_PROBLEM DETAILS_
Report the number of lines in the entries below that include the word "yöntemleriyle", and nothing else.

_ENTRIES SHOWN_
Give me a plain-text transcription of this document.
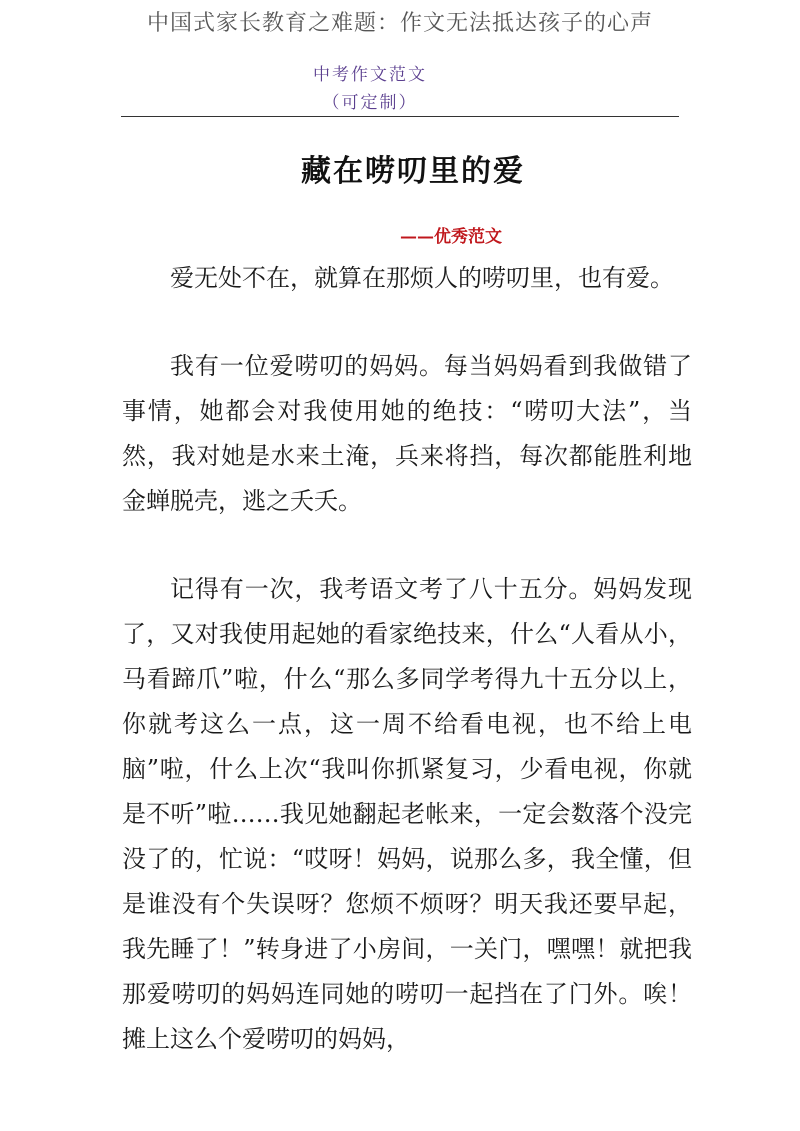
中国式家长教育之难题：作文无法抵达孩子的心声
中考作文范文
（可定制）
藏在唠叨里的爱
——优秀范文

爱无处不在，就算在那烦人的唠叨里，也有爱。

我有一位爱唠叨的妈妈。每当妈妈看到我做错了事情，她都会对我使用她的绝技：“唠叨大法”，当然，我对她是水来土淹，兵来将挡，每次都能胜利地金蝉脱壳，逃之夭夭。

记得有一次，我考语文考了八十五分。妈妈发现了，又对我使用起她的看家绝技来，什么“人看从小，马看蹄爪”啦，什么“那么多同学考得九十五分以上，你就考这么一点，这一周不给看电视，也不给上电脑”啦，什么上次“我叫你抓紧复习，少看电视，你就是不听”啦……我见她翻起老帐来，一定会数落个没完没了的，忙说：“哎呀！妈妈，说那么多，我全懂，但是谁没有个失误呀？您烦不烦呀？明天我还要早起，我先睡了！”转身进了小房间，一关门，嘿嘿！就把我那爱唠叨的妈妈连同她的唠叨一起挡在了门外。唉！摊上这么个爱唠叨的妈妈，
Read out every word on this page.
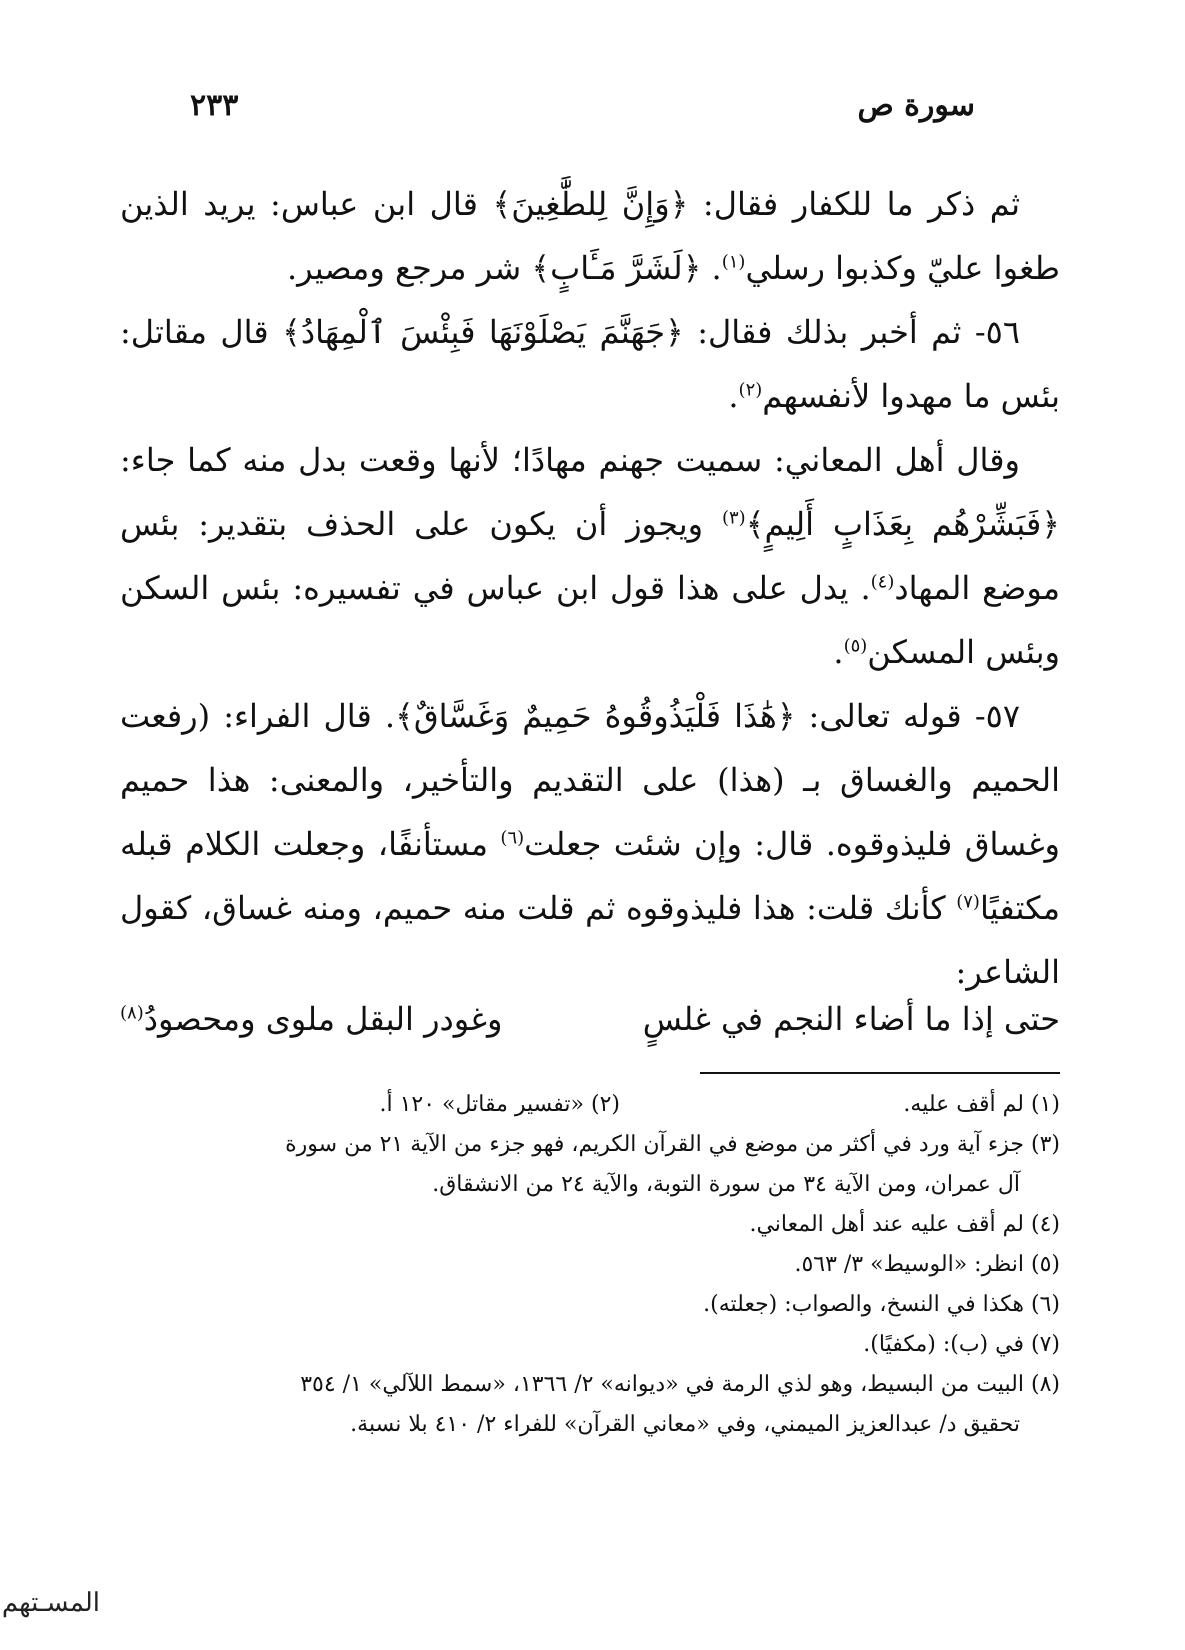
سورة ص
٢٣٣

ثم ذكر ما للكفار فقال: ﴿وَإِنَّ لِلطَّٰغِينَ﴾ قال ابن عباس: يريد الذين طغوا عليّ وكذبوا رسلي$^{(١)}$. ﴿لَشَرَّ مَـَٔابٍ﴾ شر مرجع ومصير.

٥٦- ثم أخبر بذلك فقال: ﴿جَهَنَّمَ يَصْلَوْنَهَا فَبِئْسَ ٱلْمِهَادُ﴾ قال مقاتل: بئس ما مهدوا لأنفسهم$^{(٢)}$.

وقال أهل المعاني: سميت جهنم مهادًا؛ لأنها وقعت بدل منه كما جاء: ﴿فَبَشِّرْهُم بِعَذَابٍ أَلِيمٍ﴾$^{(٣)}$ ويجوز أن يكون على الحذف بتقدير: بئس موضع المهاد$^{(٤)}$. يدل على هذا قول ابن عباس في تفسيره: بئس السكن وبئس المسكن$^{(٥)}$.

٥٧- قوله تعالى: ﴿هَٰذَا فَلْيَذُوقُوهُ حَمِيمٌ وَغَسَّاقٌ﴾. قال الفراء: (رفعت الحميم والغساق بـ (هذا) على التقديم والتأخير، والمعنى: هذا حميم وغساق فليذوقوه. قال: وإن شئت جعلت$^{(٦)}$ مستأنفًا، وجعلت الكلام قبله مكتفيًا$^{(٧)}$ كأنك قلت: هذا فليذوقوه ثم قلت منه حميم، ومنه غساق، كقول الشاعر:

حتى إذا ما أضاء النجم في غلسٍ
وغودر البقل ملوى ومحصودُ$^{(٨)}$
(١) لم أقف عليه.
(٢) «تفسير مقاتل» ١٢٠ أ.

(٣) جزء آية ورد في أكثر من موضع في القرآن الكريم، فهو جزء من الآية ٢١ من سورة
آل عمران، ومن الآية ٣٤ من سورة التوبة، والآية ٢٤ من الانشقاق.

(٤) لم أقف عليه عند أهل المعاني.

(٥) انظر: «الوسيط» ٣/ ٥٦٣.

(٦) هكذا في النسخ، والصواب: (جعلته).

(٧) في (ب): (مكفيًا).

(٨) البيت من البسيط، وهو لذي الرمة في «ديوانه» ٢/ ١٣٦٦، «سمط اللآلي» ١/ ٣٥٤
تحقيق د/ عبدالعزيز الميمني، وفي «معاني القرآن» للفراء ٢/ ٤١٠ بلا نسبة.

المسـتهم
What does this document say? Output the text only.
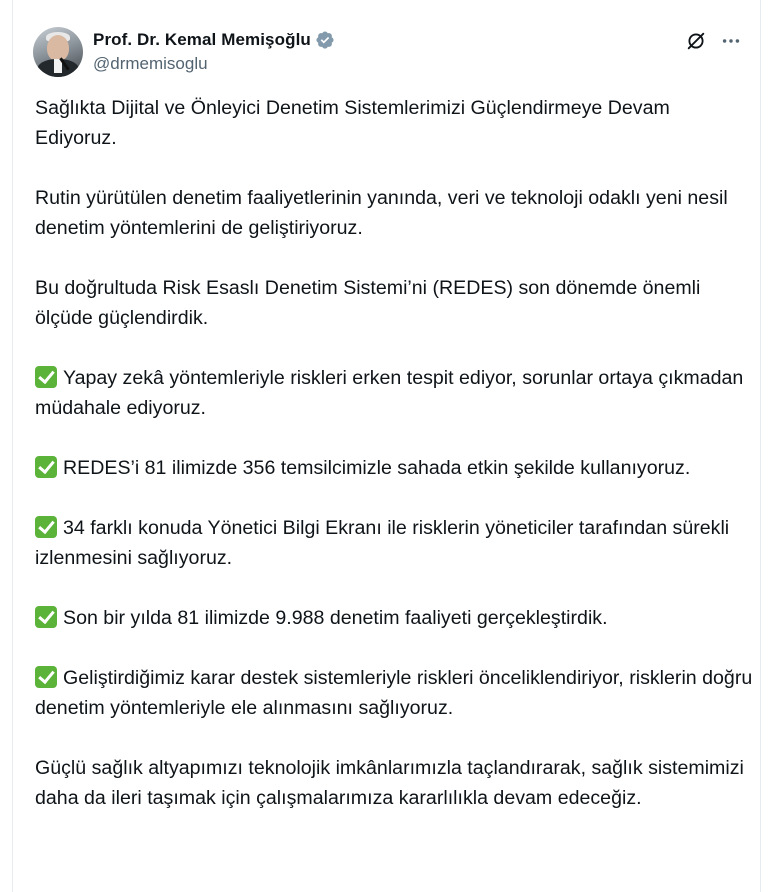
Prof. Dr. Kemal Memişoğlu
@drmemisoglu

Sağlıkta Dijital ve Önleyici Denetim Sistemlerimizi Güçlendirmeye Devam Ediyoruz.

Rutin yürütülen denetim faaliyetlerinin yanında, veri ve teknoloji odaklı yeni nesil denetim yöntemlerini de geliştiriyoruz.

Bu doğrultuda Risk Esaslı Denetim Sistemi’ni (REDES) son dönemde önemli ölçüde güçlendirdik.

Yapay zekâ yöntemleriyle riskleri erken tespit ediyor, sorunlar ortaya çıkmadan müdahale ediyoruz.

REDES’i 81 ilimizde 356 temsilcimizle sahada etkin şekilde kullanıyoruz.

34 farklı konuda Yönetici Bilgi Ekranı ile risklerin yöneticiler tarafından sürekli izlenmesini sağlıyoruz.

Son bir yılda 81 ilimizde 9.988 denetim faaliyeti gerçekleştirdik.

Geliştirdiğimiz karar destek sistemleriyle riskleri önceliklendiriyor, risklerin doğru denetim yöntemleriyle ele alınmasını sağlıyoruz.

Güçlü sağlık altyapımızı teknolojik imkânlarımızla taçlandırarak, sağlık sistemimizi daha da ileri taşımak için çalışmalarımıza kararlılıkla devam edeceğiz.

_RESPONSE_
2